PROVIDED DATA -
* Begin *

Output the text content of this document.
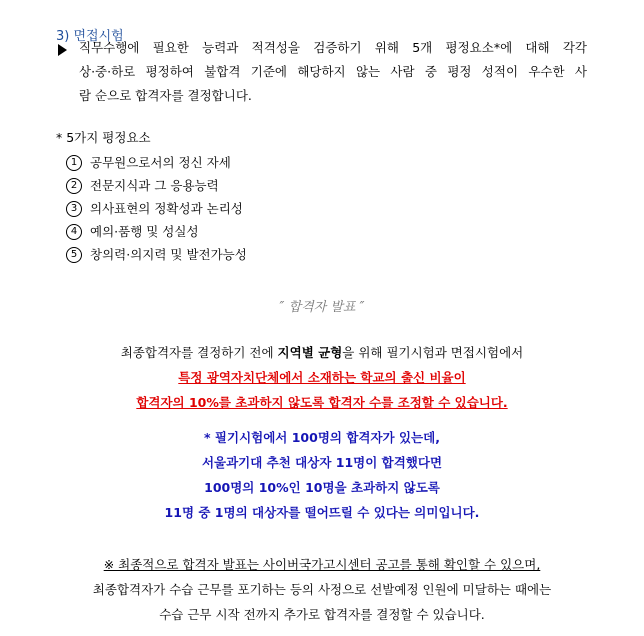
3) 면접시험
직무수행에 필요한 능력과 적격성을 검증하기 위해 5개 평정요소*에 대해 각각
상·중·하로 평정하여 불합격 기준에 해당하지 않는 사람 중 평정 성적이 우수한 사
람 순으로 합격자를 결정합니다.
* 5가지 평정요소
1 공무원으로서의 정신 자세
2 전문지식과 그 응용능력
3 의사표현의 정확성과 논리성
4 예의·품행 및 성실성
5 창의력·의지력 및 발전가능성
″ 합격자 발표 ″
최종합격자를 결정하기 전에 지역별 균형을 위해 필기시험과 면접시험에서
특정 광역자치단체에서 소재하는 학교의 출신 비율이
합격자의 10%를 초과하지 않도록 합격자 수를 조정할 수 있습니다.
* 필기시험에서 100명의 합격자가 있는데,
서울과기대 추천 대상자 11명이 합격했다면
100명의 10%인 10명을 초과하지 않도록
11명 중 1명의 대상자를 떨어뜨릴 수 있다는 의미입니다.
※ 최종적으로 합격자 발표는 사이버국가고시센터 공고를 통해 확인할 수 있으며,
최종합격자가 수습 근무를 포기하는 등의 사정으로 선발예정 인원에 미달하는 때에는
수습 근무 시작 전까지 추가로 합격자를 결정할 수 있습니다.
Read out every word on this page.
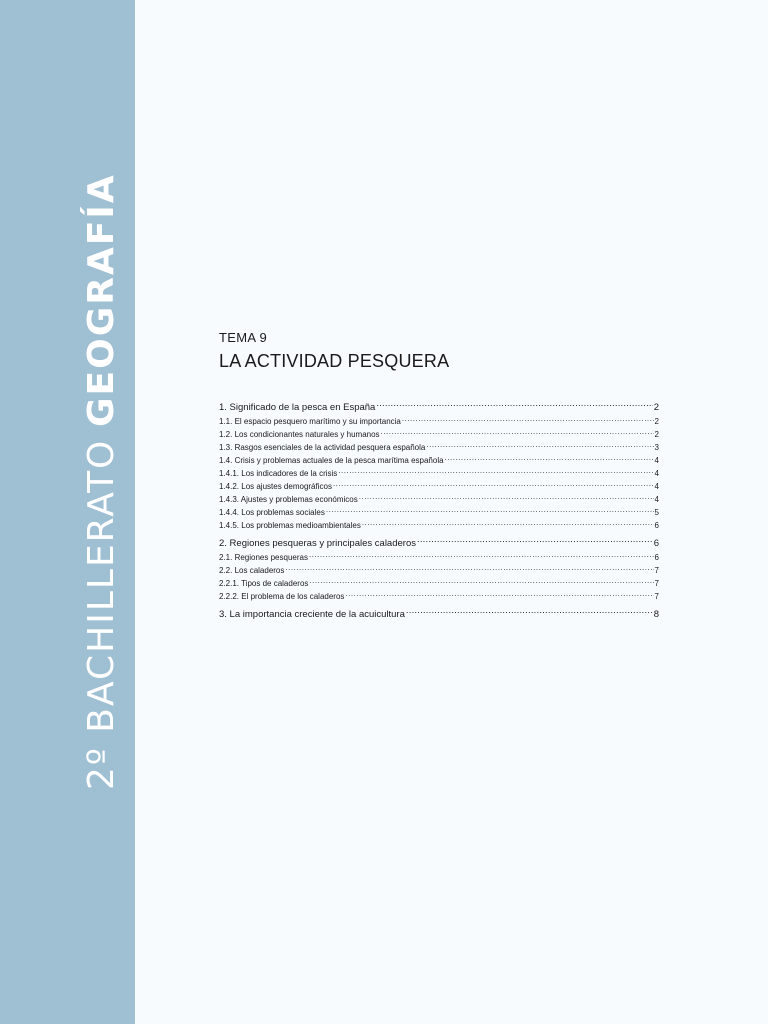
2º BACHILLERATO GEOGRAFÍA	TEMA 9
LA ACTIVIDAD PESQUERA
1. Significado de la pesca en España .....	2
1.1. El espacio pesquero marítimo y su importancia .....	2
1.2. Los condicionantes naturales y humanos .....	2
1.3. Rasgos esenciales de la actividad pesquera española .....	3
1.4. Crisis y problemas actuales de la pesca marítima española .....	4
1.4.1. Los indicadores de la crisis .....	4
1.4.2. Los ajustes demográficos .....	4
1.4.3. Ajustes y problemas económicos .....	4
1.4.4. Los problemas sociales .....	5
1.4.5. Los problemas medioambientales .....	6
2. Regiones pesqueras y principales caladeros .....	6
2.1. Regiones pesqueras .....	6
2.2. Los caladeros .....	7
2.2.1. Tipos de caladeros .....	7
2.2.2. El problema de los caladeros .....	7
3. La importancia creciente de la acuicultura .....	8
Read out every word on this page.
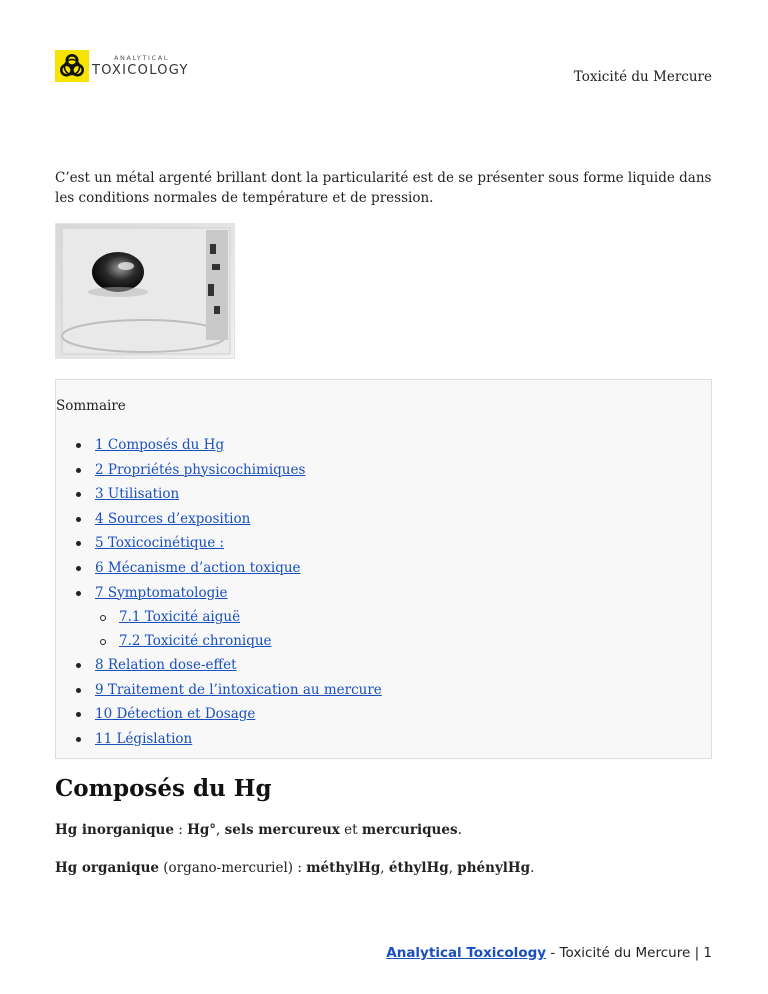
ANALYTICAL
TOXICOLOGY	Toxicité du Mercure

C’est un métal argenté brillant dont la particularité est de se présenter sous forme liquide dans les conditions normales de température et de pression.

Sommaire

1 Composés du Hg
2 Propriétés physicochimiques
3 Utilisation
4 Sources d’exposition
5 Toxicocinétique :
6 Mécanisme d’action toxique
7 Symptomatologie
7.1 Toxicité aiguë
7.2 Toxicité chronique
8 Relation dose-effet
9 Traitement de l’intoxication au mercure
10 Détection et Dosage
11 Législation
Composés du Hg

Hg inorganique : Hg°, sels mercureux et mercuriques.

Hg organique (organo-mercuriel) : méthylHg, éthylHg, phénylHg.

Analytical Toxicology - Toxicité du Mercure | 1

* End *
* Begin *

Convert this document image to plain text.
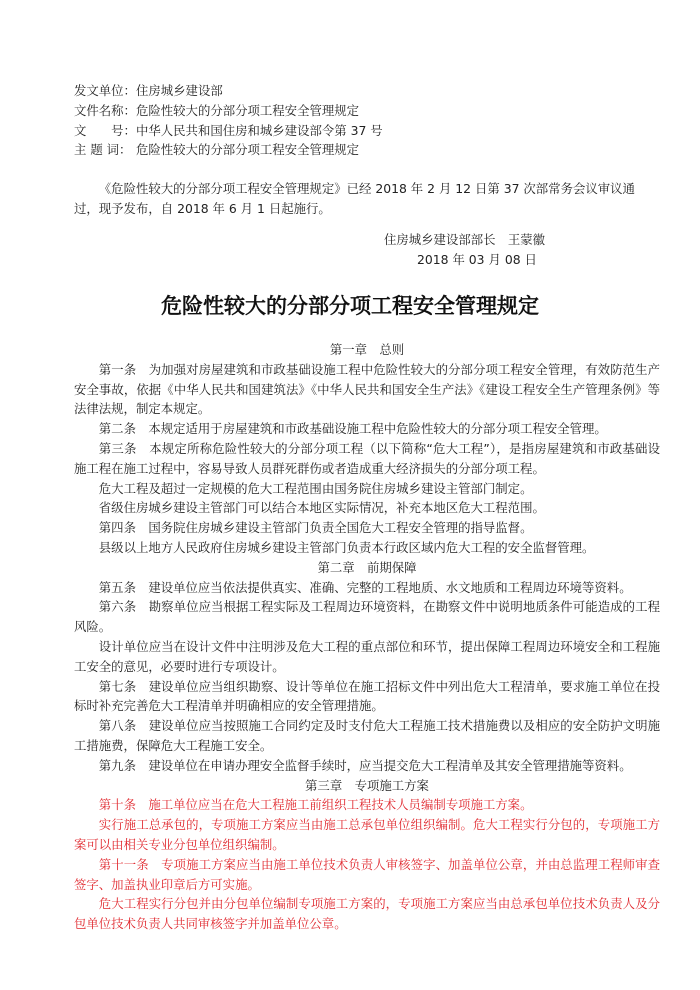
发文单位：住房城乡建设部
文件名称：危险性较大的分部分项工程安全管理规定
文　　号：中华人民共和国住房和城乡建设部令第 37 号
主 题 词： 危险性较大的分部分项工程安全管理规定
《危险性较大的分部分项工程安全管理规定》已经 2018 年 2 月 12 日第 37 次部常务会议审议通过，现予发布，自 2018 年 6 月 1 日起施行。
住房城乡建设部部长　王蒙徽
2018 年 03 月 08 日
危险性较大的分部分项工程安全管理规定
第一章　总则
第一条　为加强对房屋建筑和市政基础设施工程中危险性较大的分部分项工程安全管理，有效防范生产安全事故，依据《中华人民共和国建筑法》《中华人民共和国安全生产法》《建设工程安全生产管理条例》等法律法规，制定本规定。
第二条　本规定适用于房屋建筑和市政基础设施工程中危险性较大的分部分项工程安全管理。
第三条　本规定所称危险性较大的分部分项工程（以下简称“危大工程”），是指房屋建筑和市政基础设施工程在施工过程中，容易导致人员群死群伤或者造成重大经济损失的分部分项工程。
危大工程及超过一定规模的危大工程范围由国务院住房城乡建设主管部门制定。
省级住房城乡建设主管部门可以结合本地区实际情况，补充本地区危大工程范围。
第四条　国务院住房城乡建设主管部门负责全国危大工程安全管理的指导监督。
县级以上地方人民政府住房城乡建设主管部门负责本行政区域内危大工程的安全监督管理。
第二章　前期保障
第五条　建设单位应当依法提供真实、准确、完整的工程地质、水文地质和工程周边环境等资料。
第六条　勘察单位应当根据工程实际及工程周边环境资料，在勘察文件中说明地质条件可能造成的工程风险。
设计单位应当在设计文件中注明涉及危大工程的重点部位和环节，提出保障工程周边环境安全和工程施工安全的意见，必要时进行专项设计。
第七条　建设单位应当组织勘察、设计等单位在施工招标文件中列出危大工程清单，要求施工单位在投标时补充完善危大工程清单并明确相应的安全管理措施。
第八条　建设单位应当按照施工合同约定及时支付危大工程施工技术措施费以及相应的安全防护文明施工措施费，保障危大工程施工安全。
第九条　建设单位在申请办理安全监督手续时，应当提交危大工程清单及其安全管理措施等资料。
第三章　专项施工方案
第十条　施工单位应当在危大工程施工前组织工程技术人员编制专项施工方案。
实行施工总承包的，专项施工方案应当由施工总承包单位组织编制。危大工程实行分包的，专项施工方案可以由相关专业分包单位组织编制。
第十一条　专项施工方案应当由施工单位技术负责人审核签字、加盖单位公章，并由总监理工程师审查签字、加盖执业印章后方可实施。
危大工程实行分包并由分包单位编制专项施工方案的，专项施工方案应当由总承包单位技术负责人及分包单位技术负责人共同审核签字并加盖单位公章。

* End *

GOAL -
From the entries, copy out each line containing the word "초과하지".

THE SOLUTION -
합격자의 10%를 초과하지 않도록 합격자 수를 조정할 수 있습니다.
100명의 10%인 10명을 초과하지 않도록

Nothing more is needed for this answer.